Dataset entries:

::::::::

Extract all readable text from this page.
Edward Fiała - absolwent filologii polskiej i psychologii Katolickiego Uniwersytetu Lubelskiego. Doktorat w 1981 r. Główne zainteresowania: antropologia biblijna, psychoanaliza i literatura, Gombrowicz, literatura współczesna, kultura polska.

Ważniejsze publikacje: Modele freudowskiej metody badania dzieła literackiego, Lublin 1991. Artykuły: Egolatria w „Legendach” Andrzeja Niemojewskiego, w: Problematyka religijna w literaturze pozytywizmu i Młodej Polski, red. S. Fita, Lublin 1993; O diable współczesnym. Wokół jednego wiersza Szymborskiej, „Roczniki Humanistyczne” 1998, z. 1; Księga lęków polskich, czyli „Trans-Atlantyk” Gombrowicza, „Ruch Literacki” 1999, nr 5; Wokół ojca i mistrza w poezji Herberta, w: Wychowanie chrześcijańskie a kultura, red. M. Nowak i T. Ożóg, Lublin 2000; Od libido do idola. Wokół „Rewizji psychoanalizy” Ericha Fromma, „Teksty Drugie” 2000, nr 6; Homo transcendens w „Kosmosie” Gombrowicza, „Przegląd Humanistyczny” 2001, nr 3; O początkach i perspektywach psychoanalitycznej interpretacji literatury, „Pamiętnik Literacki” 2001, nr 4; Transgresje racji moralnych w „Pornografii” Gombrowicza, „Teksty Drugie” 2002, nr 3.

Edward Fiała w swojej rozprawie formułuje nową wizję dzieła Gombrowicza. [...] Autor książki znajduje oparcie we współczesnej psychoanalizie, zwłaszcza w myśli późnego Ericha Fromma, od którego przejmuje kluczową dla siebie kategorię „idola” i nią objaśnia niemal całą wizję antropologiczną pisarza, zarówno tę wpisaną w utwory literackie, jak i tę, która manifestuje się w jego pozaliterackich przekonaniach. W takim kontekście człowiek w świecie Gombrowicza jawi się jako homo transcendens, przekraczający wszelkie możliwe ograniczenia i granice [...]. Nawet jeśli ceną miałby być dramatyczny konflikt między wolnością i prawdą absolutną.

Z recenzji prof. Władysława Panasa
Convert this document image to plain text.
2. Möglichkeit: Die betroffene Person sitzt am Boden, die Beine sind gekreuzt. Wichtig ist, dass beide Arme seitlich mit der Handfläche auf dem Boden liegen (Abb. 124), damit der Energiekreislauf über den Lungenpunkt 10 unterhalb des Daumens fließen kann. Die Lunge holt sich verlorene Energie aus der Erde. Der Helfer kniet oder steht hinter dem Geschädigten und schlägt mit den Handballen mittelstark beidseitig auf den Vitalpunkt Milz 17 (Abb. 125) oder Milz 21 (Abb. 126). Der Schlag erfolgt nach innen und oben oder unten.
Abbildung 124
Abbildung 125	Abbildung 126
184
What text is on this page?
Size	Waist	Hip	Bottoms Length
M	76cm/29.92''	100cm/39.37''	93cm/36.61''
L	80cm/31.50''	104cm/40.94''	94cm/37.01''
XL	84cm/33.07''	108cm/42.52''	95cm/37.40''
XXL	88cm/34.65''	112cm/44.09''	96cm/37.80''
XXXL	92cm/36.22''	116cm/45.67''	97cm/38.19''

::::::::

Your goal:
Your task is to repeat every entry exactly.

Output:
Extract all readable text from this page.
Edward Fiała - absolwent filologii polskiej i psychologii Katolickiego Uniwersytetu Lubelskiego. Doktorat w 1981 r. Główne zainteresowania: antropologia biblijna, psychoanaliza i literatura, Gombrowicz, literatura współczesna, kultura polska.

Ważniejsze publikacje: Modele freudowskiej metody badania dzieła literackiego, Lublin 1991. Artykuły: Egolatria w „Legendach” Andrzeja Niemojewskiego, w: Problematyka religijna w literaturze pozytywizmu i Młodej Polski, red. S. Fita, Lublin 1993; O diable współczesnym. Wokół jednego wiersza Szymborskiej, „Roczniki Humanistyczne” 1998, z. 1; Księga lęków polskich, czyli „Trans-Atlantyk” Gombrowicza, „Ruch Literacki” 1999, nr 5; Wokół ojca i mistrza w poezji Herberta, w: Wychowanie chrześcijańskie a kultura, red. M. Nowak i T. Ożóg, Lublin 2000; Od libido do idola. Wokół „Rewizji psychoanalizy” Ericha Fromma, „Teksty Drugie” 2000, nr 6; Homo transcendens w „Kosmosie” Gombrowicza, „Przegląd Humanistyczny” 2001, nr 3; O początkach i perspektywach psychoanalitycznej interpretacji literatury, „Pamiętnik Literacki” 2001, nr 4; Transgresje racji moralnych w „Pornografii” Gombrowicza, „Teksty Drugie” 2002, nr 3.

Edward Fiała w swojej rozprawie formułuje nową wizję dzieła Gombrowicza. [...] Autor książki znajduje oparcie we współczesnej psychoanalizie, zwłaszcza w myśli późnego Ericha Fromma, od którego przejmuje kluczową dla siebie kategorię „idola” i nią objaśnia niemal całą wizję antropologiczną pisarza, zarówno tę wpisaną w utwory literackie, jak i tę, która manifestuje się w jego pozaliterackich przekonaniach. W takim kontekście człowiek w świecie Gombrowicza jawi się jako homo transcendens, przekraczający wszelkie możliwe ograniczenia i granice [...]. Nawet jeśli ceną miałby być dramatyczny konflikt między wolnością i prawdą absolutną.

Z recenzji prof. Władysława Panasa
Convert this document image to plain text.
2. Möglichkeit: Die betroffene Person sitzt am Boden, die Beine sind gekreuzt. Wichtig ist, dass beide Arme seitlich mit der Handfläche auf dem Boden liegen (Abb. 124), damit der Energiekreislauf über den Lungenpunkt 10 unterhalb des Daumens fließen kann. Die Lunge holt sich verlorene Energie aus der Erde. Der Helfer kniet oder steht hinter dem Geschädigten und schlägt mit den Handballen mittelstark beidseitig auf den Vitalpunkt Milz 17 (Abb. 125) oder Milz 21 (Abb. 126). Der Schlag erfolgt nach innen und oben oder unten.
Abbildung 124
Abbildung 125	Abbildung 126
184
What text is on this page?
Size	Waist	Hip	Bottoms Length
M	76cm/29.92''	100cm/39.37''	93cm/36.61''
L	80cm/31.50''	104cm/40.94''	94cm/37.01''
XL	84cm/33.07''	108cm/42.52''	95cm/37.40''
XXL	88cm/34.65''	112cm/44.09''	96cm/37.80''
XXXL	92cm/36.22''	116cm/45.67''	97cm/38.19''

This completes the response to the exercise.